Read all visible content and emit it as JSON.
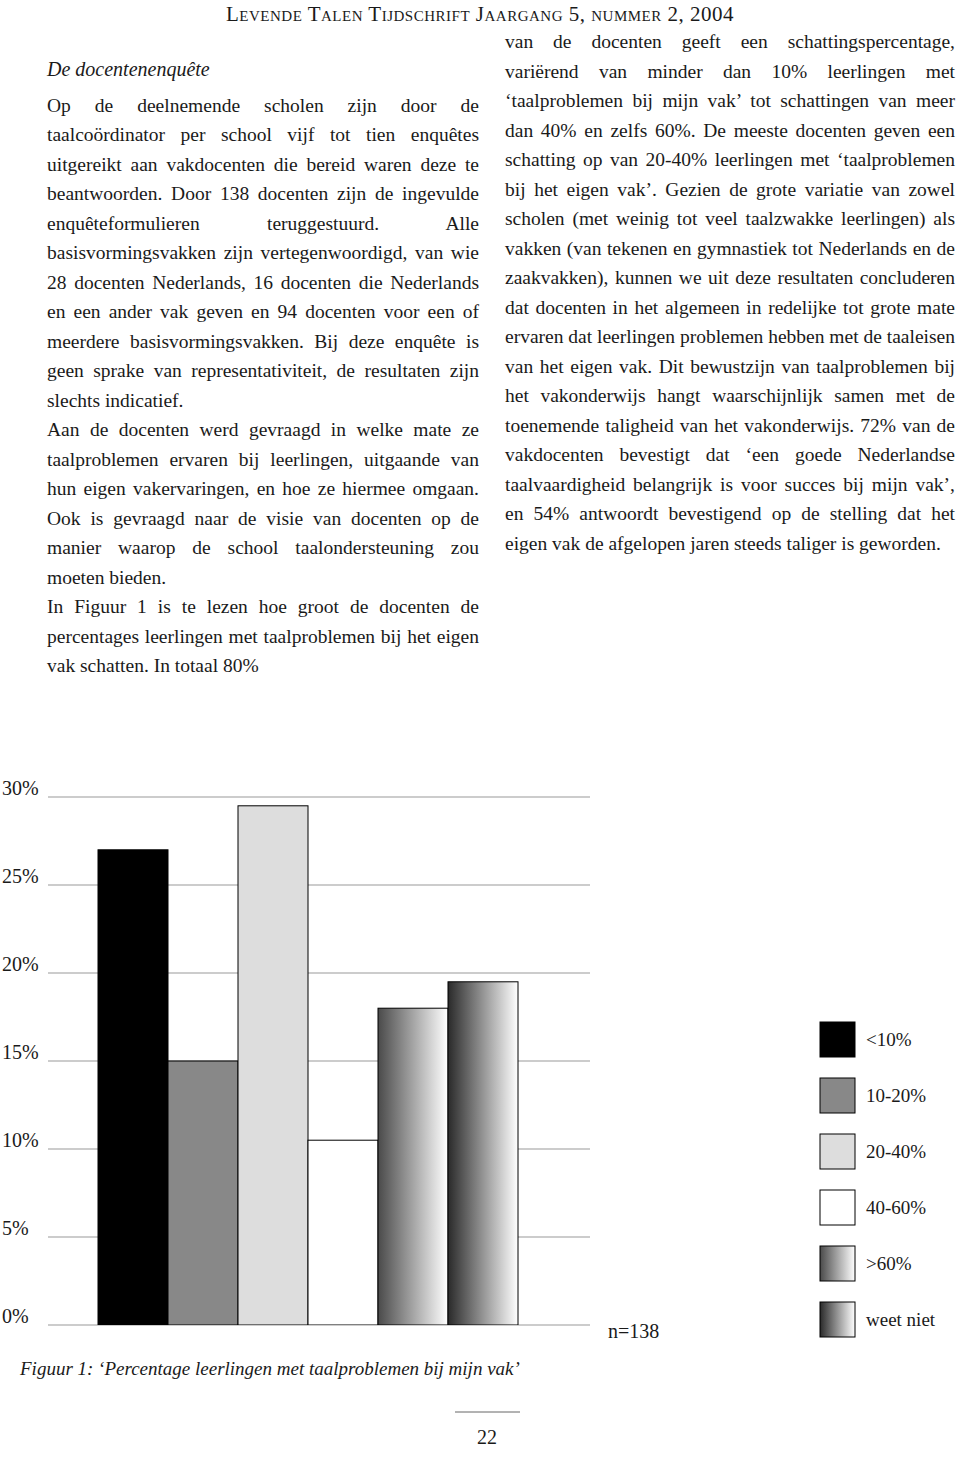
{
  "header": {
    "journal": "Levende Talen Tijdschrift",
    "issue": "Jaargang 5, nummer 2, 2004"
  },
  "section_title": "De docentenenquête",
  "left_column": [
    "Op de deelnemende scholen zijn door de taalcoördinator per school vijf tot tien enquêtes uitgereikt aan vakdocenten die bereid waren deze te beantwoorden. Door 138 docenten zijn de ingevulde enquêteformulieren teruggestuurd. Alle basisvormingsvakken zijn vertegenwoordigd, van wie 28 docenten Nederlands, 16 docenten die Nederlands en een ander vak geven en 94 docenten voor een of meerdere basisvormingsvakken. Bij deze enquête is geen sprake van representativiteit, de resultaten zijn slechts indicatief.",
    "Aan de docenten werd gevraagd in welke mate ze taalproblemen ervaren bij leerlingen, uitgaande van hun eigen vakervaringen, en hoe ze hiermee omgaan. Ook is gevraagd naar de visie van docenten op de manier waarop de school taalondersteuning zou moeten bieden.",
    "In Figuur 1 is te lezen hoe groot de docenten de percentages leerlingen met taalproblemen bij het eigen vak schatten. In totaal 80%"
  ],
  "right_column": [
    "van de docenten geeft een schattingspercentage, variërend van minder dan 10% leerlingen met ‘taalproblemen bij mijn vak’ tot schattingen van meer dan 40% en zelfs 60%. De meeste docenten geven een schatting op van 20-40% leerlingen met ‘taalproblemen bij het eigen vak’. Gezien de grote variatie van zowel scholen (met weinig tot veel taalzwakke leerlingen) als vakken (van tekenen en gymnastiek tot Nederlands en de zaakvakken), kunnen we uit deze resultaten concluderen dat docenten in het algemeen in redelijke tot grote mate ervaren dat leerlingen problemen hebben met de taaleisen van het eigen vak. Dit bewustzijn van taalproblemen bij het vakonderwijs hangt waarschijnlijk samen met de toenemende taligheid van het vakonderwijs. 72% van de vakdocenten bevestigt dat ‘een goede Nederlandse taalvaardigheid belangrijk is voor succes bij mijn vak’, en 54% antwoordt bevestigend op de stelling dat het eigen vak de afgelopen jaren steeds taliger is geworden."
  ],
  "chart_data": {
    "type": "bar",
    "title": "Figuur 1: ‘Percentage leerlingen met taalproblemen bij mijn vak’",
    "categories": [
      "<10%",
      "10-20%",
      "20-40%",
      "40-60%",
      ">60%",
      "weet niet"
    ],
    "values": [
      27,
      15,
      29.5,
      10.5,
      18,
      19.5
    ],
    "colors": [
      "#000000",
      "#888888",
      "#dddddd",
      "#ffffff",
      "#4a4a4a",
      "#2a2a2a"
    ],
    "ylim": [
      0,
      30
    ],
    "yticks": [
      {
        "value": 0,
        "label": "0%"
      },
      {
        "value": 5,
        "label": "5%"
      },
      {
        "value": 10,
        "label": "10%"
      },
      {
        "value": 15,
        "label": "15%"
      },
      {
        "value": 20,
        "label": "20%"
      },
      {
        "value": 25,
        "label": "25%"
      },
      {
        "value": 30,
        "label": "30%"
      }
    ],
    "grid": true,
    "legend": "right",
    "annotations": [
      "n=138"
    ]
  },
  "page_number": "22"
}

☆ ☆ ☆ ☆ ☆ ☆ ☆

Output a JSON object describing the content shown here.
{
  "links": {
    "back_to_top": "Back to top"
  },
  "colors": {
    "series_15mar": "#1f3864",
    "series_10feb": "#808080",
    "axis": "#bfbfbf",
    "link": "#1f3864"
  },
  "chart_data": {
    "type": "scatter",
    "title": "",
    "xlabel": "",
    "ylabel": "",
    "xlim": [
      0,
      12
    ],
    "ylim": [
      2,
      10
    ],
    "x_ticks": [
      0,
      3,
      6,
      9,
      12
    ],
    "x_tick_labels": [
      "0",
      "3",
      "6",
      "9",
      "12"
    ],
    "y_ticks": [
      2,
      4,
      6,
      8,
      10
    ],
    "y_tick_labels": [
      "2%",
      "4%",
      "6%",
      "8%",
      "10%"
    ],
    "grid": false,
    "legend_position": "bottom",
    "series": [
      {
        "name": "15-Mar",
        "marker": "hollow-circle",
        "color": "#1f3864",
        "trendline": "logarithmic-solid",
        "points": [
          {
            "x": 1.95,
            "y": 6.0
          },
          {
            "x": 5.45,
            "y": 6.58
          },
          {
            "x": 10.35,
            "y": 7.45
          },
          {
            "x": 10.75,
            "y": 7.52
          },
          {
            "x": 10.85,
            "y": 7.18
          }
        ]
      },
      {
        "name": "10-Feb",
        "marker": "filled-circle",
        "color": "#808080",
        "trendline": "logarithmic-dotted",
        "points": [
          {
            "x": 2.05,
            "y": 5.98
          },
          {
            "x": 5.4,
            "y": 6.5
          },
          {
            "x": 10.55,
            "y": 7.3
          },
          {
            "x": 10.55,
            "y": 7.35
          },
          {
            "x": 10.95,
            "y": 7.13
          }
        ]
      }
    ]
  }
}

☆ ☆ ☆ ☆ ☆ ☆ ☆

Extract each line from the entries above that contains the string "vakdocenten".

    "Op de deelnemende scholen zijn door de taalcoördinator per school vijf tot tien enquêtes uitgereikt aan vakdocenten die bereid waren deze te beantwoorden. Door 138 docenten zijn de ingevulde enquêteformulieren teruggestuurd. Alle basisvormingsvakken zijn vertegenwoordigd, van wie 28 docenten Nederlands, 16 docenten die Nederlands en een ander vak geven en 94 docenten voor een of meerdere basisvormingsvakken. Bij deze enquête is geen sprake van representativiteit, de resultaten zijn slechts indicatief.",
    "van de docenten geeft een schattingspercentage, variërend van minder dan 10% leerlingen met ‘taalproblemen bij mijn vak’ tot schattingen van meer dan 40% en zelfs 60%. De meeste docenten geven een schatting op van 20-40% leerlingen met ‘taalproblemen bij het eigen vak’. Gezien de grote variatie van zowel scholen (met weinig tot veel taalzwakke leerlingen) als vakken (van tekenen en gymnastiek tot Nederlands en de zaakvakken), kunnen we uit deze resultaten concluderen dat docenten in het algemeen in redelijke tot grote mate ervaren dat leerlingen problemen hebben met de taaleisen van het eigen vak. Dit bewustzijn van taalproblemen bij het vakonderwijs hangt waarschijnlijk samen met de toenemende taligheid van het vakonderwijs. 72% van de vakdocenten bevestigt dat ‘een goede Nederlandse taalvaardigheid belangrijk is voor succes bij mijn vak’, en 54% antwoordt bevestigend op de stelling dat het eigen vak de afgelopen jaren steeds taliger is geworden."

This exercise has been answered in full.